● **WORK REQUIRED**
Find and copy every line in the records that includes the string "color".

[Structured figure records]

#####

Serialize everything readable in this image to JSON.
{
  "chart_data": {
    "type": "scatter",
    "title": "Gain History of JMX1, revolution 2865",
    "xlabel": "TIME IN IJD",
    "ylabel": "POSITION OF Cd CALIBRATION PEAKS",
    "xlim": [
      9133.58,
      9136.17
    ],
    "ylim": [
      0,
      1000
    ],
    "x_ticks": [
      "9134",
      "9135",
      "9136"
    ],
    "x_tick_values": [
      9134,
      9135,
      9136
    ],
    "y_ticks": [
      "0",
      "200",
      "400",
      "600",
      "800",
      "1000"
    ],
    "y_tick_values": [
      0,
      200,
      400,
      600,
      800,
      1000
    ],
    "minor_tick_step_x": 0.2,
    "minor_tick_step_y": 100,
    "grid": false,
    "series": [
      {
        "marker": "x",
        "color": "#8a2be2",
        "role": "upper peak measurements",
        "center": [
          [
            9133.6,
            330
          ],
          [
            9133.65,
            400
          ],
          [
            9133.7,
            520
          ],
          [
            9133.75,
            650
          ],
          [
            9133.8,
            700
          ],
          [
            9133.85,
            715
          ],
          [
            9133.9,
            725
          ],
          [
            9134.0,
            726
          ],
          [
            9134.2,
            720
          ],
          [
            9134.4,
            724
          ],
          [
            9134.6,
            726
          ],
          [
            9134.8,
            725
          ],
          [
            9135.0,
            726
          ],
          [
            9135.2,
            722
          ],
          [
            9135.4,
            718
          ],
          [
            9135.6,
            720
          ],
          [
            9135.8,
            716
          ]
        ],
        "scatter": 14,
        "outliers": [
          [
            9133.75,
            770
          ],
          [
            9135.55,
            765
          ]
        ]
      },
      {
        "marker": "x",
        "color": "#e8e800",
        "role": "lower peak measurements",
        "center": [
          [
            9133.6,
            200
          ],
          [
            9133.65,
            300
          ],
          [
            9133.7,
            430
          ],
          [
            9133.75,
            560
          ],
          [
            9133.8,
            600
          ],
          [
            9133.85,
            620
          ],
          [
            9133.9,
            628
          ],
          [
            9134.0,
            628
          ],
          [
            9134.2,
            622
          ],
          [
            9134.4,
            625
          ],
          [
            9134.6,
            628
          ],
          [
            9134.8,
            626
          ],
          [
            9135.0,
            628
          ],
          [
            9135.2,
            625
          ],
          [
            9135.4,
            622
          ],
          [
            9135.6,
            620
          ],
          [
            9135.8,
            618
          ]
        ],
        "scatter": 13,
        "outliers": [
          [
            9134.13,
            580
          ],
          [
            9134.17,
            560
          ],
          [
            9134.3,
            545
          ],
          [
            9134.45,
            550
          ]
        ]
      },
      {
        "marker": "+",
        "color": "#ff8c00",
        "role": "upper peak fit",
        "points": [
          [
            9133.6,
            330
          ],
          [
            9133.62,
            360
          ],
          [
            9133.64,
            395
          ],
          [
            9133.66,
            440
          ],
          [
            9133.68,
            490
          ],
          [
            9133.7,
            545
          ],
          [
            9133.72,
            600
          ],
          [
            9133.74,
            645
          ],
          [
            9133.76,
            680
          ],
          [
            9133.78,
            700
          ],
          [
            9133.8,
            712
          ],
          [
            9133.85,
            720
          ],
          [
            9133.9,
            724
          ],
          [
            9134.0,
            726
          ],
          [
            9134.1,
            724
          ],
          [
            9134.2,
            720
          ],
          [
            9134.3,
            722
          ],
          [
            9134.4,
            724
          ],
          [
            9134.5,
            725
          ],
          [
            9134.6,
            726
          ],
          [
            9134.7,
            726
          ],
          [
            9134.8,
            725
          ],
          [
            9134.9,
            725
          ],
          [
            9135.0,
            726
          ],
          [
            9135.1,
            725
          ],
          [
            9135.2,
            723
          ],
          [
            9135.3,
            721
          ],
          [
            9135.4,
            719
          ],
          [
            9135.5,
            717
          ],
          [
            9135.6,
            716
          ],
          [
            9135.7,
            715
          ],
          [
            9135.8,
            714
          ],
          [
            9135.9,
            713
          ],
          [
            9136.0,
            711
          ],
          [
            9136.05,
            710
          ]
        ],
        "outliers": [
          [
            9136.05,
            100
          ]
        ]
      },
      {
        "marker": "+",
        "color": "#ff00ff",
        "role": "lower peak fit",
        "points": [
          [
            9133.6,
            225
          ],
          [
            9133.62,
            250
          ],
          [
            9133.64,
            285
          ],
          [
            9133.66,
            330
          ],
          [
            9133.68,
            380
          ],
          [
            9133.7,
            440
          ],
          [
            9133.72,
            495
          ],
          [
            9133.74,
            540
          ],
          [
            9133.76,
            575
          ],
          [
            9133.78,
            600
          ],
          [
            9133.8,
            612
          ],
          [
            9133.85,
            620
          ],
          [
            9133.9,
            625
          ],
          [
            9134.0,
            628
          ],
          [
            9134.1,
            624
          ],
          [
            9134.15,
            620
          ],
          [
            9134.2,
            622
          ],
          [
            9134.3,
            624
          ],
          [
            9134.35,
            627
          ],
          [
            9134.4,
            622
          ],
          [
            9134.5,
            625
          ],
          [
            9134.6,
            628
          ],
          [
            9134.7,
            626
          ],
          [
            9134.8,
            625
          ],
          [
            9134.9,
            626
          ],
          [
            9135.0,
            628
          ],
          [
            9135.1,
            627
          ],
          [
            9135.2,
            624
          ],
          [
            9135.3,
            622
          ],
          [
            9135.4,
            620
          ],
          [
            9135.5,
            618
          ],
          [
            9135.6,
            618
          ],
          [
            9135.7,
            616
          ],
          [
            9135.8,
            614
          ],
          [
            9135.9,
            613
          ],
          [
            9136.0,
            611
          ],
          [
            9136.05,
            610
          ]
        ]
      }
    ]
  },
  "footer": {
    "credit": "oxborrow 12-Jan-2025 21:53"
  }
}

#####

● **FINAL RESULT**
        "color": "#8a2be2",
        "color": "#e8e800",
        "color": "#ff8c00",
        "color": "#ff00ff",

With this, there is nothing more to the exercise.